Given request —
Leave out the pictures; transcribe all else exactly.

Input for this task —
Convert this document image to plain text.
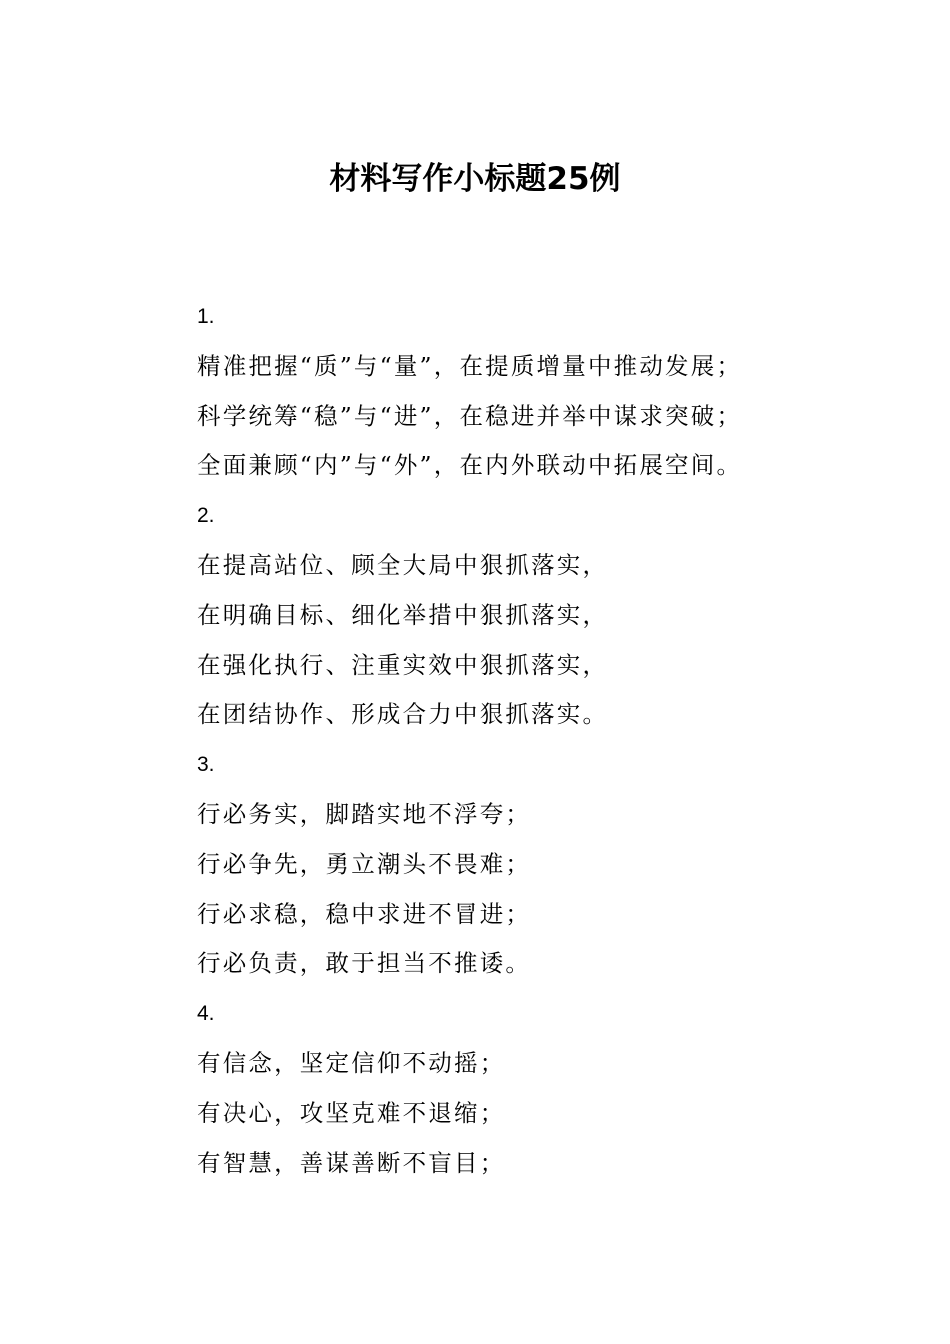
材料写作小标题25例
1.
精准把握“质”与“量”，在提质增量中推动发展；
科学统筹“稳”与“进”，在稳进并举中谋求突破；
全面兼顾“内”与“外”，在内外联动中拓展空间。
2.
在提高站位、顾全大局中狠抓落实，
在明确目标、细化举措中狠抓落实，
在强化执行、注重实效中狠抓落实，
在团结协作、形成合力中狠抓落实。
3.
行必务实，脚踏实地不浮夸；
行必争先，勇立潮头不畏难；
行必求稳，稳中求进不冒进；
行必负责，敢于担当不推诿。
4.
有信念，坚定信仰不动摇；
有决心，攻坚克难不退缩；
有智慧，善谋善断不盲目；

Solution to the problem —
Convert this document image to plain text.
材料写作小标题25例
1.
精准把握“质”与“量”，在提质增量中推动发展；
科学统筹“稳”与“进”，在稳进并举中谋求突破；
全面兼顾“内”与“外”，在内外联动中拓展空间。
2.
在提高站位、顾全大局中狠抓落实，
在明确目标、细化举措中狠抓落实，
在强化执行、注重实效中狠抓落实，
在团结协作、形成合力中狠抓落实。
3.
行必务实，脚踏实地不浮夸；
行必争先，勇立潮头不畏难；
行必求稳，稳中求进不冒进；
行必负责，敢于担当不推诿。
4.
有信念，坚定信仰不动摇；
有决心，攻坚克难不退缩；
有智慧，善谋善断不盲目；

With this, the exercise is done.